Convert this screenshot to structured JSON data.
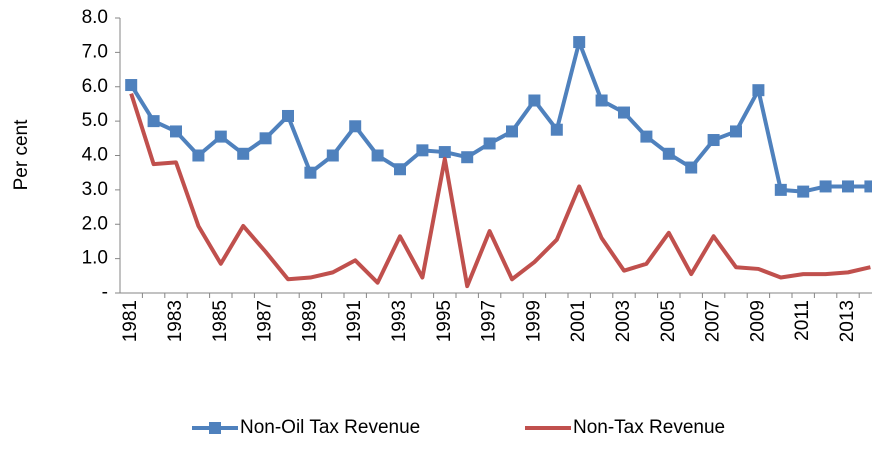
{
  "chart_data": {
    "type": "line",
    "y_label": "Per cent",
    "categories": [
      "1981",
      null,
      "1983",
      null,
      "1985",
      null,
      "1987",
      null,
      "1989",
      null,
      "1991",
      null,
      "1993",
      null,
      "1995",
      null,
      "1997",
      null,
      "1999",
      null,
      "2001",
      null,
      "2003",
      null,
      "2005",
      null,
      "2007",
      null,
      "2009",
      null,
      "2011",
      null,
      "2013",
      null
    ],
    "series": [
      {
        "name": "Non-Oil Tax Revenue",
        "color": "#4f81bd",
        "marker": "square",
        "values": [
          6.05,
          5.0,
          4.7,
          4.0,
          4.55,
          4.05,
          4.5,
          5.15,
          3.5,
          4.0,
          4.85,
          4.0,
          3.6,
          4.15,
          4.1,
          3.95,
          4.35,
          4.7,
          5.6,
          4.75,
          7.3,
          5.6,
          5.25,
          4.55,
          4.05,
          3.65,
          4.45,
          4.7,
          5.9,
          3.0,
          2.95,
          3.1,
          3.1,
          3.1
        ]
      },
      {
        "name": "Non-Tax Revenue",
        "color": "#c0504d",
        "values": [
          5.8,
          3.75,
          3.8,
          1.95,
          0.85,
          1.95,
          1.2,
          0.4,
          0.45,
          0.6,
          0.95,
          0.3,
          1.65,
          0.45,
          3.9,
          0.2,
          1.8,
          0.4,
          0.9,
          1.55,
          3.1,
          1.6,
          0.65,
          0.85,
          1.75,
          0.55,
          1.65,
          0.75,
          0.7,
          0.45,
          0.55,
          0.55,
          0.6,
          0.75
        ]
      }
    ],
    "ylim": [
      0,
      8
    ],
    "yticks": [
      {
        "value": 0,
        "label": "-"
      },
      {
        "value": 1,
        "label": "1.0"
      },
      {
        "value": 2,
        "label": "2.0"
      },
      {
        "value": 3,
        "label": "3.0"
      },
      {
        "value": 4,
        "label": "4.0"
      },
      {
        "value": 5,
        "label": "5.0"
      },
      {
        "value": 6,
        "label": "6.0"
      },
      {
        "value": 7,
        "label": "7.0"
      },
      {
        "value": 8,
        "label": "8.0"
      }
    ],
    "grid": false,
    "legend": "bottom"
  }
}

== What is asked ==
Each line of the data that includes the word "Revenue" counts once; report the total and nothing more.

== The answer ==
2